* _Input for this task_
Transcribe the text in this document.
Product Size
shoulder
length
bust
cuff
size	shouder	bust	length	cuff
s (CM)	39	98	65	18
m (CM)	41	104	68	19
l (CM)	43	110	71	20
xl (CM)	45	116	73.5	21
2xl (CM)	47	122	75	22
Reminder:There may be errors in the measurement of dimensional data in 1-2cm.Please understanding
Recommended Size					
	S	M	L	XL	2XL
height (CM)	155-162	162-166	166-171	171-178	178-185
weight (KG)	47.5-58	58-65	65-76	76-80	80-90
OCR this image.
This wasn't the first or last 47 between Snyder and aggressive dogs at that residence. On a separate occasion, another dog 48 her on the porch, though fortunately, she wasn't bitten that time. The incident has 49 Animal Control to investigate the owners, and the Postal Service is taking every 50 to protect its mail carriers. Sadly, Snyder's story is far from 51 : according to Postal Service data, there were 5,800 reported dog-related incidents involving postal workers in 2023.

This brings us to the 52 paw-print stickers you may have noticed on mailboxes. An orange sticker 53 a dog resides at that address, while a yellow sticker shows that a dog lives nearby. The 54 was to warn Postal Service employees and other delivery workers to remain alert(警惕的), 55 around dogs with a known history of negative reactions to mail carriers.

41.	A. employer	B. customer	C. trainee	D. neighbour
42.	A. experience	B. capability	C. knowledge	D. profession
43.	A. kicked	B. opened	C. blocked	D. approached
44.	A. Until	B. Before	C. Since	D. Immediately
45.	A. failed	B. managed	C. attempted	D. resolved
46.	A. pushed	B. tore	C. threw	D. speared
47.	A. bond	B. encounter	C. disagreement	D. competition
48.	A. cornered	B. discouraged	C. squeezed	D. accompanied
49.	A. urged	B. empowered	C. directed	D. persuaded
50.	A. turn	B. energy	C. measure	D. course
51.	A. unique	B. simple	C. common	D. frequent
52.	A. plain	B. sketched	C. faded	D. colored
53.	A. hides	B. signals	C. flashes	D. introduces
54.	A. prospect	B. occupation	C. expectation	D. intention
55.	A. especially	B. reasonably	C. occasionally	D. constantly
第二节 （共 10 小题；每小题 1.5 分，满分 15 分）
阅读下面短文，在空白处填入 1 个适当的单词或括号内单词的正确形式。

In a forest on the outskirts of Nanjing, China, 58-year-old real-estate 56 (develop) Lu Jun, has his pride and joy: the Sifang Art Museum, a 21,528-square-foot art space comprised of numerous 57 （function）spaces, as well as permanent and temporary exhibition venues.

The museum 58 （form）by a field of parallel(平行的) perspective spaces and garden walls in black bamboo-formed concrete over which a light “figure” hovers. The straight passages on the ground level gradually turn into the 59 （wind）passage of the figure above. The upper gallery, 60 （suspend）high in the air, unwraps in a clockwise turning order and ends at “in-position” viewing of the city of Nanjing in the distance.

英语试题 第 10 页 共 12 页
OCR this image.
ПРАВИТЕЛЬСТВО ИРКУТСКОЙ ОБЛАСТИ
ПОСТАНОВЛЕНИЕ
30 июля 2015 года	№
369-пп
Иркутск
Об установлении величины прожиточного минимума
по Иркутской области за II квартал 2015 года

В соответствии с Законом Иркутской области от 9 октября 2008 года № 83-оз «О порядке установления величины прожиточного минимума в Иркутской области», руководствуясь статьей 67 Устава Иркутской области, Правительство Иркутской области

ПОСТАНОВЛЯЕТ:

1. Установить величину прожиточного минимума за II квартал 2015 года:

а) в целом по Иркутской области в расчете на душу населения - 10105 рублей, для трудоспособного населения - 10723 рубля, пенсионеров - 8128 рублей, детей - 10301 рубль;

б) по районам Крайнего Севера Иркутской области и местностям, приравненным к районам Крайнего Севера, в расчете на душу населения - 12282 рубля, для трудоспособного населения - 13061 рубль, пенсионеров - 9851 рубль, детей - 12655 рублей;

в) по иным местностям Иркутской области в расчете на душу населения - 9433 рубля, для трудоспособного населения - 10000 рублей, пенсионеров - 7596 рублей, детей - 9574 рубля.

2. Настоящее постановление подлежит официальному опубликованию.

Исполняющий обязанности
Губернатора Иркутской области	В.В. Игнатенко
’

* _Stated goal_
Repeat the records above exactly.

* _Exercise result_
Transcribe the text in this document.
Product Size
shoulder
length
bust
cuff
size	shouder	bust	length	cuff
s (CM)	39	98	65	18
m (CM)	41	104	68	19
l (CM)	43	110	71	20
xl (CM)	45	116	73.5	21
2xl (CM)	47	122	75	22
Reminder:There may be errors in the measurement of dimensional data in 1-2cm.Please understanding
Recommended Size					
	S	M	L	XL	2XL
height (CM)	155-162	162-166	166-171	171-178	178-185
weight (KG)	47.5-58	58-65	65-76	76-80	80-90
OCR this image.
This wasn't the first or last 47 between Snyder and aggressive dogs at that residence. On a separate occasion, another dog 48 her on the porch, though fortunately, she wasn't bitten that time. The incident has 49 Animal Control to investigate the owners, and the Postal Service is taking every 50 to protect its mail carriers. Sadly, Snyder's story is far from 51 : according to Postal Service data, there were 5,800 reported dog-related incidents involving postal workers in 2023.

This brings us to the 52 paw-print stickers you may have noticed on mailboxes. An orange sticker 53 a dog resides at that address, while a yellow sticker shows that a dog lives nearby. The 54 was to warn Postal Service employees and other delivery workers to remain alert(警惕的), 55 around dogs with a known history of negative reactions to mail carriers.

41.	A. employer	B. customer	C. trainee	D. neighbour
42.	A. experience	B. capability	C. knowledge	D. profession
43.	A. kicked	B. opened	C. blocked	D. approached
44.	A. Until	B. Before	C. Since	D. Immediately
45.	A. failed	B. managed	C. attempted	D. resolved
46.	A. pushed	B. tore	C. threw	D. speared
47.	A. bond	B. encounter	C. disagreement	D. competition
48.	A. cornered	B. discouraged	C. squeezed	D. accompanied
49.	A. urged	B. empowered	C. directed	D. persuaded
50.	A. turn	B. energy	C. measure	D. course
51.	A. unique	B. simple	C. common	D. frequent
52.	A. plain	B. sketched	C. faded	D. colored
53.	A. hides	B. signals	C. flashes	D. introduces
54.	A. prospect	B. occupation	C. expectation	D. intention
55.	A. especially	B. reasonably	C. occasionally	D. constantly
第二节 （共 10 小题；每小题 1.5 分，满分 15 分）
阅读下面短文，在空白处填入 1 个适当的单词或括号内单词的正确形式。

In a forest on the outskirts of Nanjing, China, 58-year-old real-estate 56 (develop) Lu Jun, has his pride and joy: the Sifang Art Museum, a 21,528-square-foot art space comprised of numerous 57 （function）spaces, as well as permanent and temporary exhibition venues.

The museum 58 （form）by a field of parallel(平行的) perspective spaces and garden walls in black bamboo-formed concrete over which a light “figure” hovers. The straight passages on the ground level gradually turn into the 59 （wind）passage of the figure above. The upper gallery, 60 （suspend）high in the air, unwraps in a clockwise turning order and ends at “in-position” viewing of the city of Nanjing in the distance.

英语试题 第 10 页 共 12 页
OCR this image.
ПРАВИТЕЛЬСТВО ИРКУТСКОЙ ОБЛАСТИ
ПОСТАНОВЛЕНИЕ
30 июля 2015 года	№
369-пп
Иркутск
Об установлении величины прожиточного минимума
по Иркутской области за II квартал 2015 года

В соответствии с Законом Иркутской области от 9 октября 2008 года № 83-оз «О порядке установления величины прожиточного минимума в Иркутской области», руководствуясь статьей 67 Устава Иркутской области, Правительство Иркутской области

ПОСТАНОВЛЯЕТ:

1. Установить величину прожиточного минимума за II квартал 2015 года:

а) в целом по Иркутской области в расчете на душу населения - 10105 рублей, для трудоспособного населения - 10723 рубля, пенсионеров - 8128 рублей, детей - 10301 рубль;

б) по районам Крайнего Севера Иркутской области и местностям, приравненным к районам Крайнего Севера, в расчете на душу населения - 12282 рубля, для трудоспособного населения - 13061 рубль, пенсионеров - 9851 рубль, детей - 12655 рублей;

в) по иным местностям Иркутской области в расчете на душу населения - 9433 рубля, для трудоспособного населения - 10000 рублей, пенсионеров - 7596 рублей, детей - 9574 рубля.

2. Настоящее постановление подлежит официальному опубликованию.

Исполняющий обязанности
Губернатора Иркутской области	В.В. Игнатенко
’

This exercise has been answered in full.